» **The tasks**:
- A) In the forum thread, what is the mleap version chosen according to?
- B) Write out the forum thread starting at "The most straightforward" and ending at "mleap to PyPy.", swapping "admins" for "moderators".

» **Quoted text**:
1) The issue as reported by @drkmd8 is seen when the java class in question cannot be accessed. Happens when all the relevant jars are not provided on the classpath. Can be resolved by passing in the JAR's via --jars args or placing it on classpath 2) Once, the above issue is resolved, one can still hit the issue pointed out by @yairdata. This happens because the JVM is unable to initialise the class. This happens because the location being looked into to instantiate the class is messed up.
The most straightforward way to circumvent both the above issues is to invoke pyspark via the below: pyspark --packages ml.combust.mleap:mleap-spark_2.11:0.11.0 The mleap version in the above can be chosen according to the compatibility matrix - https://github.com/combust/mleap#mleapspark-version If the above download of packages fail on some particular jar fetch, that can be manually downloaded and placed in corresponding .m2 directory and the command should be re-run. All should be good then.
This issue does not seem to be an issue and can be closed by admins. But I wonder, as to the reason of not publishing newer versions of mleap to PyPy.
@SoloBean Meeting with the same resource/package
error as you, did you find the solution? I got:
py4j.protocol.Py4JJavaError: An error occurred while calling o103.serializeToBundle.

» **Records shown**:
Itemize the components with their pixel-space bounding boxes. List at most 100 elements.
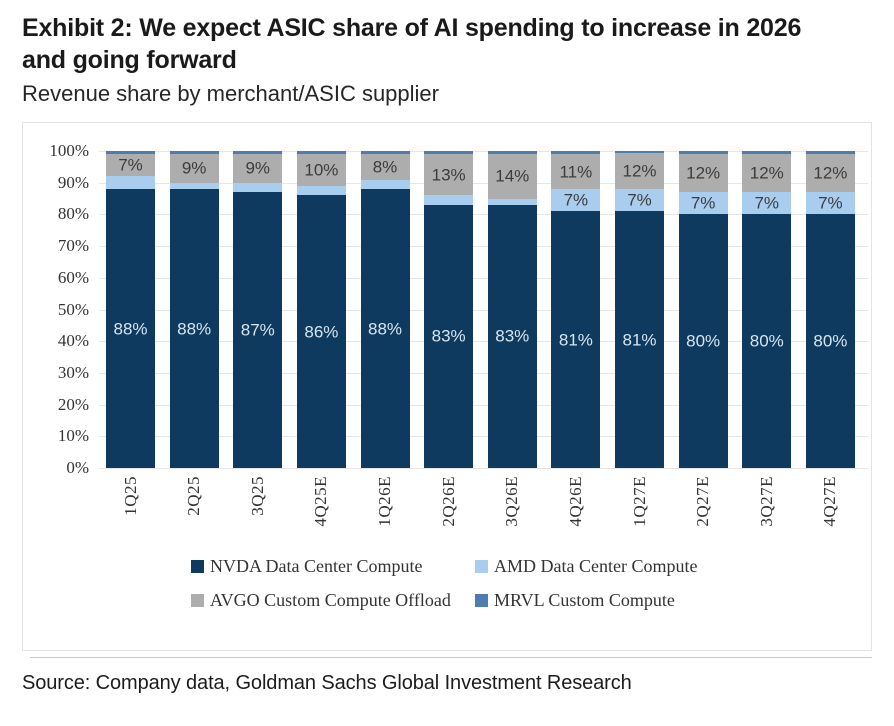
bar-value-label: 12% [749,163,784,183]
bar-segment: 12% [805,154,855,193]
y-tick-label: 0% [66,458,89,477]
bar-value-label: 9% [181,158,207,178]
grid-line [99,182,868,184]
bar-segment [678,151,728,155]
x-axis-slot: 1Q25 [106,476,155,516]
bar-value-label: 80% [813,331,848,351]
bar-value-label: 12% [622,161,657,181]
bar: 86% 10% [296,151,346,468]
bar-segment: 7% [551,189,601,212]
bar-segment [296,185,346,196]
bar: 88% 8% [360,151,410,468]
bar-value-label: 7% [754,193,780,213]
plot-area: 88% 7% 88% 9% 87% 9% 86% 10% 88% 8% 83% 13% 83% 14% 81… [99,151,868,469]
y-tick-label: 30% [57,362,89,382]
grid-line [99,468,868,469]
grid-line [99,404,868,406]
bar-segment: 10% [296,154,346,186]
y-tick-label: 10% [57,426,89,446]
x-axis-spacer [37,476,99,550]
bar-segment: 88% [360,189,410,468]
bar-segment [233,182,283,193]
bar-value-label: 88% [113,319,148,339]
legend-label: NVDA Data Center Compute [210,556,423,576]
bar-segment [424,151,474,155]
bar-segment [233,151,283,155]
grid-line [99,341,868,343]
bar-segment [424,195,474,205]
grid-line [99,214,868,216]
x-axis-label: 3Q26E [502,476,522,527]
page: Exhibit 2: We expect ASIC share of AI sp… [22,14,872,694]
grid-line [99,436,868,438]
bar-value-label: 86% [304,322,339,342]
bar: 88% 7% [106,151,155,468]
exhibit-subtitle: Revenue share by merchant/ASIC supplier [22,81,439,106]
legend-label: AMD Data Center Compute [494,556,698,576]
y-axis: 100% 90% 80% 70% 60% 50% 40% 30% 20% 10% 0% [37,141,99,477]
bar-segment [551,151,601,155]
bar-segment: 9% [169,154,219,183]
bar-segment [360,179,410,190]
legend-swatch [475,594,488,607]
bar-segment: 80% [678,214,728,468]
bar-segment: 7% [678,192,728,215]
legend-item: AVGO Custom Compute Offload [191,590,475,611]
legend-row: NVDA Data Center Compute AMD Data Center … [191,556,871,577]
bar: 80% 7% 12% [805,151,855,468]
grid-line [99,151,868,152]
legend-swatch [475,560,488,573]
x-axis-label: 4Q27E [820,476,840,527]
bar-segment [487,198,537,205]
x-axis-label: 4Q26E [565,476,585,527]
bar-value-label: 13% [431,165,466,185]
bar-value-label: 83% [431,326,466,346]
legend-item: AMD Data Center Compute [475,556,697,577]
bar-value-label: 83% [495,326,530,346]
bar-segment: 12% [615,152,664,190]
bar: 80% 7% 12% [742,151,792,468]
bar-segment: 12% [678,154,728,193]
bar-value-label: 80% [686,331,721,351]
bar-segment [169,182,219,190]
legend-label: AVGO Custom Compute Offload [210,590,451,610]
bar-value-label: 10% [304,160,339,180]
bar-value-label: 8% [372,157,398,177]
bar-segment: 13% [424,154,474,196]
bar-value-label: 9% [245,158,271,178]
bar-segment [169,151,219,155]
bars-container: 88% 7% 88% 9% 87% 9% 86% 10% 88% 8% 83% 13% 83% 14% 81… [99,151,868,468]
legend: NVDA Data Center Compute AMD Data Center … [191,556,871,611]
bar-segment: 81% [551,211,601,468]
bar-value-label: 81% [622,330,657,350]
y-tick-label: 60% [57,267,89,287]
bar-segment: 7% [106,154,155,177]
legend-swatch [191,594,204,607]
bar-segment [106,176,155,190]
y-tick-label: 90% [57,172,89,192]
x-axis-slot: 4Q27E [806,476,855,527]
bar: 83% 14% [487,151,537,468]
bar: 81% 7% 12% [615,151,664,468]
y-tick-label: 70% [57,236,89,256]
bar-segment [742,151,792,155]
bar-segment [487,151,537,155]
bar-segment [296,151,346,155]
chart-panel: 100% 90% 80% 70% 60% 50% 40% 30% 20% 10% 0% 88% 7% 8… [22,122,872,651]
bar-segment [615,151,664,153]
bar-value-label: 11% [559,162,593,182]
bar: 81% 7% 11% [551,151,601,468]
bar-value-label: 12% [813,163,848,183]
bar-segment: 87% [233,192,283,468]
bar-value-label: 7% [627,190,652,210]
bar-segment: 88% [106,189,155,468]
x-axis-label: 2Q26E [438,476,458,527]
bar-segment: 86% [296,195,346,468]
bar-value-label: 88% [177,319,212,339]
bar-segment: 7% [805,192,855,215]
bar-segment: 11% [551,154,601,190]
grid-line [99,277,868,279]
x-axis: 1Q25 2Q25 3Q25 4Q25E 1Q26E 2Q26E 3Q26E 4Q26E 1Q2… [99,476,868,550]
x-axis-slot: 4Q26E [551,476,600,527]
x-axis-slot: 3Q25 [233,476,282,516]
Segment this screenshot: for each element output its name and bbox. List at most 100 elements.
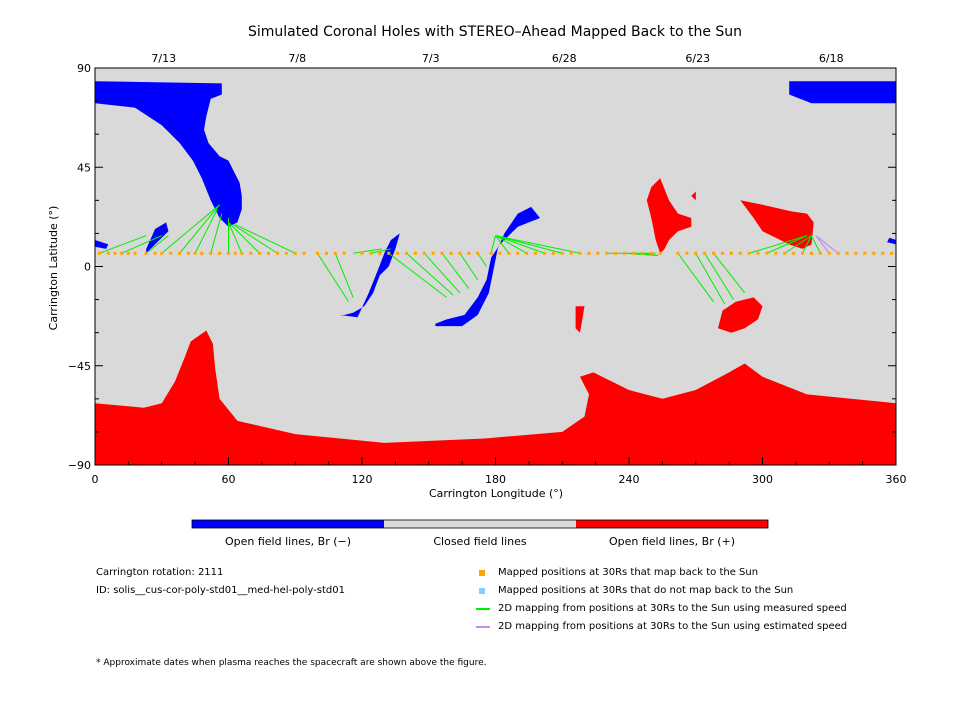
carrington-rotation: Carrington rotation: 2111	[96, 567, 224, 578]
measured-mapping-line	[490, 235, 496, 254]
mapped-point	[783, 251, 787, 255]
positive-coronal-hole-10	[718, 297, 763, 333]
mapped-point	[676, 251, 680, 255]
measured-mapping-line	[495, 235, 563, 254]
mapped-point	[458, 251, 462, 255]
colorbar-label: Closed field lines	[433, 535, 527, 548]
measured-mapping-line	[495, 235, 581, 254]
measured-mapping-line	[459, 252, 479, 281]
top-date-label: 7/13	[151, 52, 176, 65]
measured-mapping-line	[704, 253, 734, 300]
mapped-point	[649, 251, 653, 255]
mapped-point	[169, 251, 173, 255]
mapped-point	[249, 251, 253, 255]
legend-square-marker	[479, 588, 485, 594]
estimated-mapping-line	[815, 235, 839, 254]
mapped-point	[324, 251, 328, 255]
mapped-point	[756, 251, 760, 255]
mapped-point	[818, 251, 822, 255]
y-tick-label: 45	[77, 161, 91, 174]
measured-mapping-line	[99, 235, 147, 254]
mapped-point	[378, 251, 382, 255]
mapped-point	[106, 251, 110, 255]
mapped-point	[302, 251, 306, 255]
x-tick-label: 300	[752, 473, 773, 486]
measured-mapping-line	[677, 252, 714, 303]
measured-mapping-line	[353, 248, 383, 254]
measured-mapping-line	[495, 235, 545, 254]
mapped-point	[233, 251, 237, 255]
colorbar-frame	[191, 519, 769, 529]
mapped-point	[467, 251, 471, 255]
legend-square-marker	[479, 570, 485, 576]
field-regions	[95, 81, 896, 465]
mapped-point	[569, 251, 573, 255]
measured-mapping-line	[423, 252, 461, 294]
colorbar-segment	[576, 520, 768, 528]
mapped-point	[369, 251, 373, 255]
mapped-point	[209, 251, 213, 255]
mapped-point	[144, 251, 148, 255]
mapped-point	[267, 251, 271, 255]
top-date-label: 6/28	[552, 52, 577, 65]
measured-mapping-line	[145, 235, 169, 254]
mapped-point	[525, 251, 529, 255]
mapped-point	[596, 251, 600, 255]
x-tick-label: 240	[619, 473, 640, 486]
legend-line-marker	[476, 626, 490, 628]
mapped-point	[342, 251, 346, 255]
measured-mapping-line	[161, 204, 220, 254]
measured-mapping-line	[334, 253, 354, 298]
top-date-label: 6/18	[819, 52, 844, 65]
mapped-point	[542, 251, 546, 255]
top-date-label: 6/23	[685, 52, 710, 65]
negative-coronal-hole-3	[435, 206, 540, 327]
mapped-point	[694, 251, 698, 255]
top-date-label: 7/3	[422, 52, 440, 65]
mapped-point	[193, 251, 197, 255]
x-tick-label: 120	[352, 473, 373, 486]
mapped-point	[712, 251, 716, 255]
mapped-point	[126, 251, 130, 255]
colorbar-label: Open field lines, Br (−)	[225, 535, 351, 548]
y-tick-label: −45	[68, 360, 91, 373]
mapped-point	[863, 251, 867, 255]
measured-mapping-line	[495, 235, 527, 254]
x-tick-label: 180	[485, 473, 506, 486]
mapped-point	[623, 251, 627, 255]
mapped-point	[387, 251, 391, 255]
measured-mapping-line	[441, 252, 470, 289]
y-axis-label: Carrington Latitude (°)	[47, 206, 60, 331]
measured-mapping-line	[234, 224, 296, 254]
positive-coronal-hole-11	[691, 191, 696, 201]
x-tick-label: 360	[886, 473, 907, 486]
mapped-point	[765, 251, 769, 255]
measured-mapping-line	[121, 235, 162, 254]
mapped-point	[881, 251, 885, 255]
mapped-point	[854, 251, 858, 255]
y-tick-label: −90	[68, 459, 91, 472]
mapped-point	[534, 251, 538, 255]
negative-coronal-hole-1	[789, 81, 896, 104]
mapped-point	[218, 251, 222, 255]
measured-mapping-line	[766, 235, 808, 254]
mapped-point	[489, 251, 493, 255]
mapped-point	[476, 251, 480, 255]
colorbar-label: Open field lines, Br (+)	[609, 535, 735, 548]
legend-label: Mapped positions at 30Rs that do not map…	[498, 585, 794, 596]
mapped-point	[396, 251, 400, 255]
mapped-point	[631, 251, 635, 255]
mapped-point	[431, 251, 435, 255]
negative-coronal-hole-0	[95, 81, 242, 227]
mapped-point	[240, 251, 244, 255]
mapping-lines	[99, 204, 839, 305]
measured-mapping-line	[232, 224, 278, 254]
mapped-point	[836, 251, 840, 255]
positive-coronal-hole-12	[575, 306, 585, 333]
mapped-point	[316, 251, 319, 255]
mapped-point	[774, 251, 778, 255]
mapped-point	[658, 251, 662, 255]
mapped-point	[578, 251, 582, 255]
mapped-point	[178, 251, 182, 255]
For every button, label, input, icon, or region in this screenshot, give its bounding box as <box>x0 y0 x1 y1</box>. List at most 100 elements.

» **Responses to the tasks**:
- A) The compatibility matrix.

- B)
The most straightforward way to circumvent both the above issues is to invoke pyspark via the below: pyspark --packages ml.combust.mleap:mleap-spark_2.11:0.11.0 The mleap version in the above can be chosen according to the compatibility matrix - https://github.com/combust/mleap#mleapspark-version If the above download of packages fail on some particular jar fetch, that can be manually downloaded and placed in corresponding .m2 directory and the command should be re-run. All should be good then.
This issue does not seem to be an issue and can be closed by moderators. But I wonder, as to the reason of not publishing newer versions of mleap to PyPy.